Records excerpted from a collection >>
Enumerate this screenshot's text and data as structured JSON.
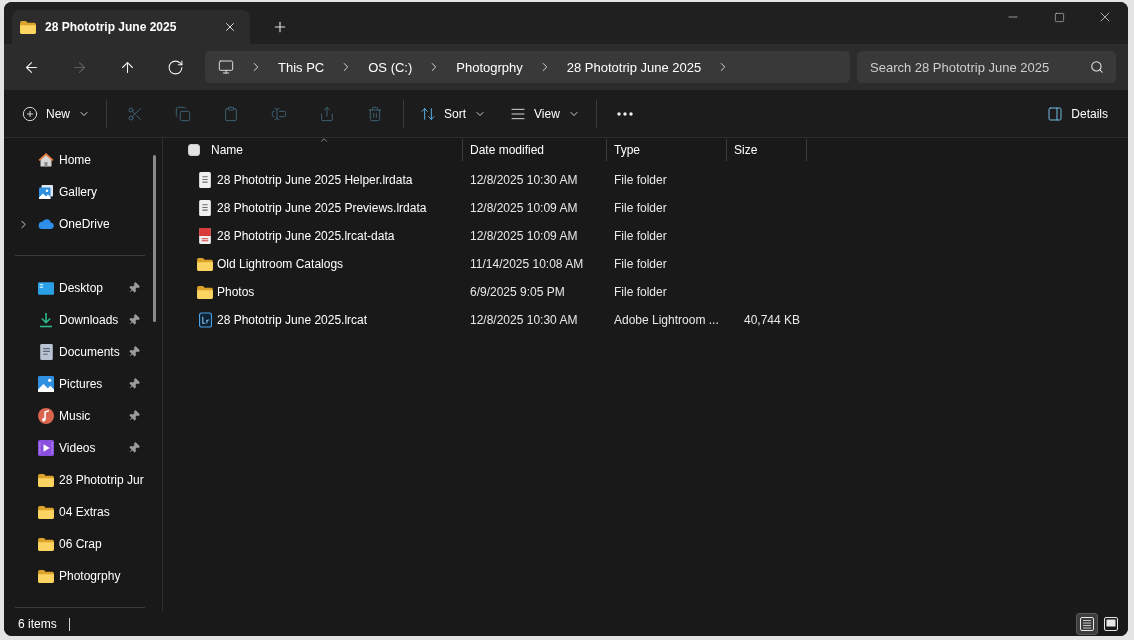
{
  "tabs": [
    {
      "title": "28 Phototrip June 2025",
      "selected": true
    }
  ],
  "navigation": {
    "buttons": [
      {
        "kind": "back",
        "disabled": false
      },
      {
        "kind": "forward",
        "disabled": true
      },
      {
        "kind": "up",
        "disabled": false
      },
      {
        "kind": "refresh",
        "disabled": false
      }
    ],
    "address_bar": {
      "segments": [
        "This PC",
        "OS (C:)",
        "Photogrphy",
        "28 Phototrip June 2025"
      ]
    },
    "search": {
      "placeholder": "Search 28 Phototrip June 2025"
    }
  },
  "toolbar": {
    "groups": [
      [
        {
          "kind": "new",
          "label": "New",
          "dropdown": true,
          "disabled": false
        }
      ],
      [
        {
          "kind": "cut",
          "dropdown": false,
          "disabled": true
        },
        {
          "kind": "copy",
          "dropdown": false,
          "disabled": true
        },
        {
          "kind": "paste",
          "dropdown": false,
          "disabled": true
        },
        {
          "kind": "rename",
          "dropdown": false,
          "disabled": true
        },
        {
          "kind": "share",
          "dropdown": false,
          "disabled": true
        },
        {
          "kind": "delete",
          "dropdown": false,
          "disabled": true
        }
      ],
      [
        {
          "kind": "sort",
          "label": "Sort",
          "dropdown": true,
          "disabled": false
        },
        {
          "kind": "view",
          "label": "View",
          "dropdown": true,
          "disabled": false
        }
      ],
      [
        {
          "kind": "more",
          "dropdown": false,
          "disabled": false
        }
      ]
    ],
    "details": {
      "label": "Details"
    }
  },
  "sidebar": {
    "groups": [
      [
        {
          "kind": "home",
          "label": "Home",
          "expandable": false,
          "pinned": false
        },
        {
          "kind": "gallery",
          "label": "Gallery",
          "expandable": false,
          "pinned": false
        },
        {
          "kind": "cloud",
          "label": "OneDrive",
          "expandable": true,
          "pinned": false
        }
      ],
      [
        {
          "kind": "desktop",
          "label": "Desktop",
          "expandable": false,
          "pinned": true
        },
        {
          "kind": "downloads",
          "label": "Downloads",
          "expandable": false,
          "pinned": true
        },
        {
          "kind": "documents",
          "label": "Documents",
          "expandable": false,
          "pinned": true
        },
        {
          "kind": "pictures",
          "label": "Pictures",
          "expandable": false,
          "pinned": true
        },
        {
          "kind": "music",
          "label": "Music",
          "expandable": false,
          "pinned": true
        },
        {
          "kind": "videos",
          "label": "Videos",
          "expandable": false,
          "pinned": true
        },
        {
          "kind": "folder",
          "label": "28 Phototrip Jur",
          "expandable": false,
          "pinned": false
        },
        {
          "kind": "folder",
          "label": "04 Extras",
          "expandable": false,
          "pinned": false
        },
        {
          "kind": "folder",
          "label": "06 Crap",
          "expandable": false,
          "pinned": false
        },
        {
          "kind": "folder",
          "label": "Photogrphy",
          "expandable": false,
          "pinned": false
        }
      ]
    ]
  },
  "file_list": {
    "select_all": {
      "checked": false
    },
    "columns": [
      {
        "label": "Name",
        "sorted": true
      },
      {
        "label": "Date modified",
        "sorted": false
      },
      {
        "label": "Type",
        "sorted": false
      },
      {
        "label": "Size",
        "sorted": false
      }
    ],
    "rows": [
      {
        "kind": "document",
        "name": "28 Phototrip June 2025 Helper.lrdata",
        "date_modified": "12/8/2025 10:30 AM",
        "type": "File folder"
      },
      {
        "kind": "document",
        "name": "28 Phototrip June 2025 Previews.lrdata",
        "date_modified": "12/8/2025 10:09 AM",
        "type": "File folder"
      },
      {
        "kind": "data",
        "name": "28 Phototrip June 2025.lrcat-data",
        "date_modified": "12/8/2025 10:09 AM",
        "type": "File folder"
      },
      {
        "kind": "folder",
        "name": "Old Lightroom Catalogs",
        "date_modified": "11/14/2025 10:08 AM",
        "type": "File folder"
      },
      {
        "kind": "folder",
        "name": "Photos",
        "date_modified": "6/9/2025 9:05 PM",
        "type": "File folder"
      },
      {
        "kind": "catalog",
        "name": "28 Phototrip June 2025.lrcat",
        "date_modified": "12/8/2025 10:30 AM",
        "type": "Adobe Lightroom ...",
        "size": "40,744 KB"
      }
    ]
  },
  "status_bar": {
    "item_count": "6 items",
    "views": [
      {
        "kind": "details",
        "selected": true
      },
      {
        "kind": "tiles",
        "selected": false
      }
    ]
  }
}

SET TASK >>
Show all lines in the entries above where the string "June" appears.

EXERCISE SOLUTION >>
      "title": "28 Phototrip June 2025",
        "28 Phototrip June 2025"
      "placeholder": "Search 28 Phototrip June 2025"
        "name": "28 Phototrip June 2025 Helper.lrdata",
        "name": "28 Phototrip June 2025 Previews.lrdata",
        "name": "28 Phototrip June 2025.lrcat-data",
        "name": "28 Phototrip June 2025.lrcat",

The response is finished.